Written instruction:
Reproduce the lines of the material exactly, excluding every image.
>>>
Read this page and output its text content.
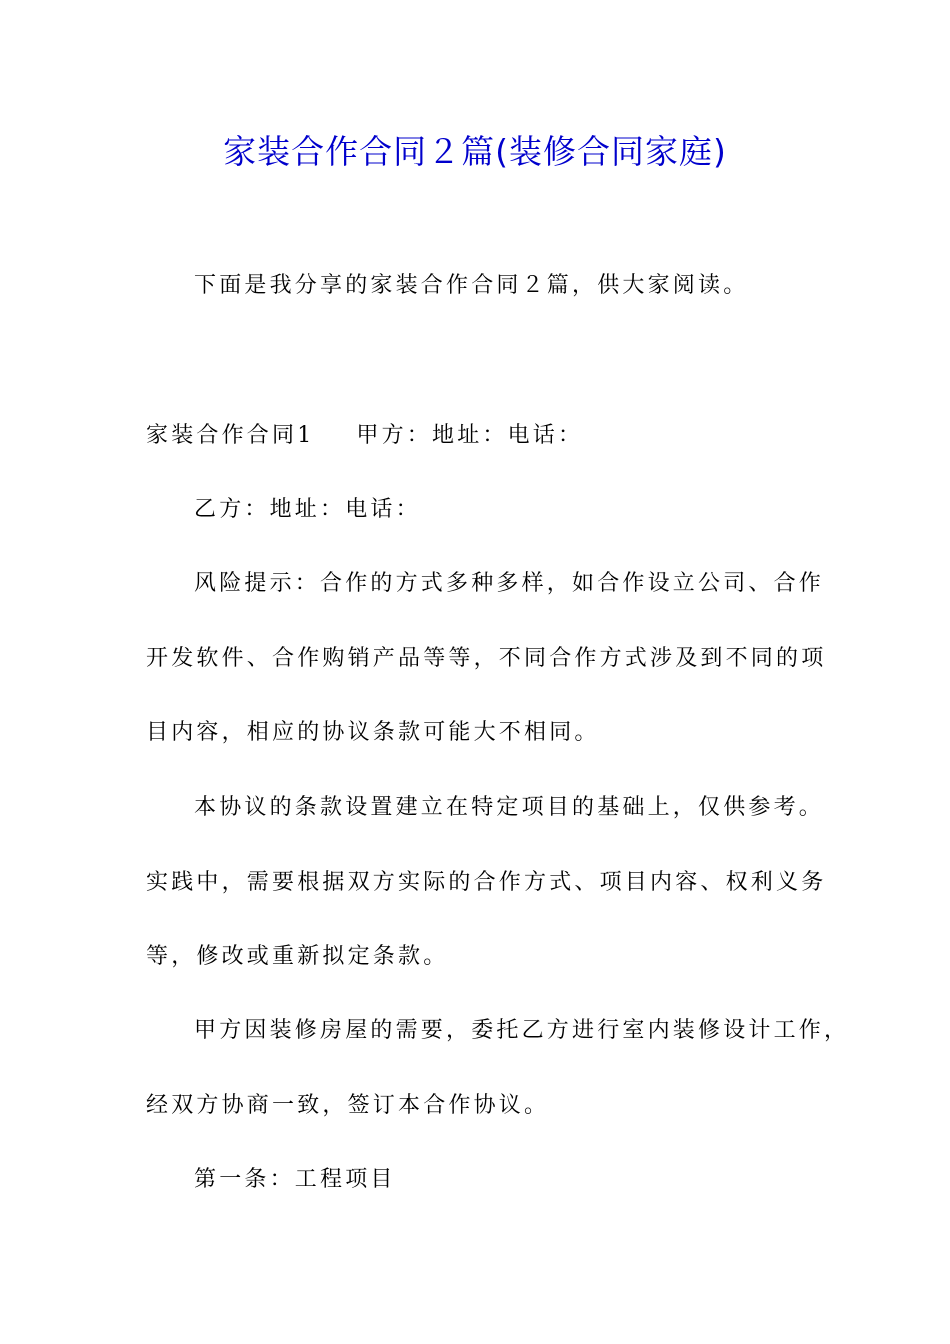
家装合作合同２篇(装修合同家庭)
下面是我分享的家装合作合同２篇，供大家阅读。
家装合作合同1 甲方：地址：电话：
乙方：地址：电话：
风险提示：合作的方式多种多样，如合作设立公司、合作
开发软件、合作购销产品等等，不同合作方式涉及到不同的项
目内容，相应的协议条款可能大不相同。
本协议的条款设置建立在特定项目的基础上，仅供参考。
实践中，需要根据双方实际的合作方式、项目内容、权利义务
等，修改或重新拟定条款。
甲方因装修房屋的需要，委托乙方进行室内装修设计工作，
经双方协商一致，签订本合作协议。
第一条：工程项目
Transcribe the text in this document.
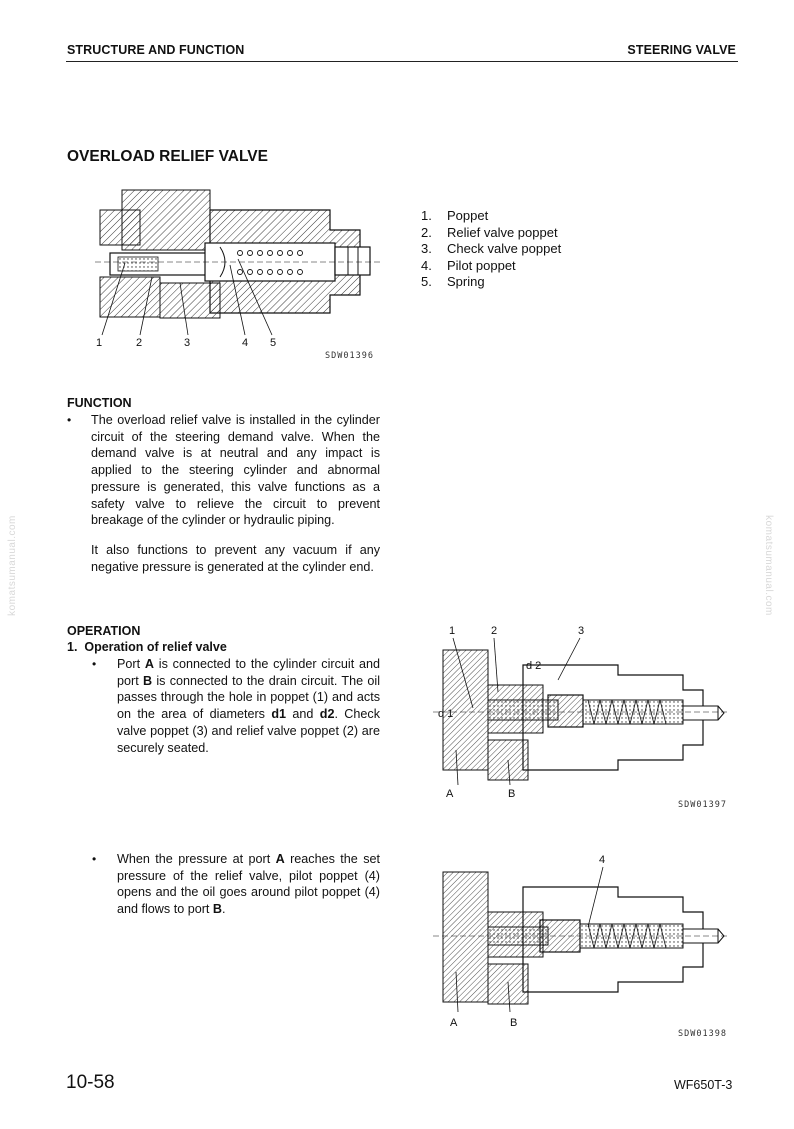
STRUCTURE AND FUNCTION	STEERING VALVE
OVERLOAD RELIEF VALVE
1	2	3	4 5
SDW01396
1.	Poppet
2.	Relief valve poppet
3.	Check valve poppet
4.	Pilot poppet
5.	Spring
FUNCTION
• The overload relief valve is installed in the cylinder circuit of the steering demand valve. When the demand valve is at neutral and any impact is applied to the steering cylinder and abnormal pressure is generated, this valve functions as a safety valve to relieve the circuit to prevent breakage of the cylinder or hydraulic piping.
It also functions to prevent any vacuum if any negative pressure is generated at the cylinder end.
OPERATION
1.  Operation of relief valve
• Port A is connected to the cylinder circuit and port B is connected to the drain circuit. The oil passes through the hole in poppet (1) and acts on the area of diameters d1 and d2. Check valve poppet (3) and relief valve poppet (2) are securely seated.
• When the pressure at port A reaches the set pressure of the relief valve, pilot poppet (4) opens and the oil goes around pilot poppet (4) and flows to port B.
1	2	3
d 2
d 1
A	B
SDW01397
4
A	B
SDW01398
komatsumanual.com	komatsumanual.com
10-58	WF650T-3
<<<
The reply:
Read this page and output its text content.
家装合作合同２篇(装修合同家庭)
下面是我分享的家装合作合同２篇，供大家阅读。
家装合作合同1 甲方：地址：电话：
乙方：地址：电话：
风险提示：合作的方式多种多样，如合作设立公司、合作
开发软件、合作购销产品等等，不同合作方式涉及到不同的项
目内容，相应的协议条款可能大不相同。
本协议的条款设置建立在特定项目的基础上，仅供参考。
实践中，需要根据双方实际的合作方式、项目内容、权利义务
等，修改或重新拟定条款。
甲方因装修房屋的需要，委托乙方进行室内装修设计工作，
经双方协商一致，签订本合作协议。
第一条：工程项目
Transcribe the text in this document.
STRUCTURE AND FUNCTION	STEERING VALVE
OVERLOAD RELIEF VALVE
1	2	3	4 5
SDW01396
1.	Poppet
2.	Relief valve poppet
3.	Check valve poppet
4.	Pilot poppet
5.	Spring
FUNCTION
• The overload relief valve is installed in the cylinder circuit of the steering demand valve. When the demand valve is at neutral and any impact is applied to the steering cylinder and abnormal pressure is generated, this valve functions as a safety valve to relieve the circuit to prevent breakage of the cylinder or hydraulic piping.
It also functions to prevent any vacuum if any negative pressure is generated at the cylinder end.
OPERATION
1.  Operation of relief valve
• Port A is connected to the cylinder circuit and port B is connected to the drain circuit. The oil passes through the hole in poppet (1) and acts on the area of diameters d1 and d2. Check valve poppet (3) and relief valve poppet (2) are securely seated.
• When the pressure at port A reaches the set pressure of the relief valve, pilot poppet (4) opens and the oil goes around pilot poppet (4) and flows to port B.
1	2	3
d 2
d 1
A	B
SDW01397
4
A	B
SDW01398
komatsumanual.com	komatsumanual.com
10-58	WF650T-3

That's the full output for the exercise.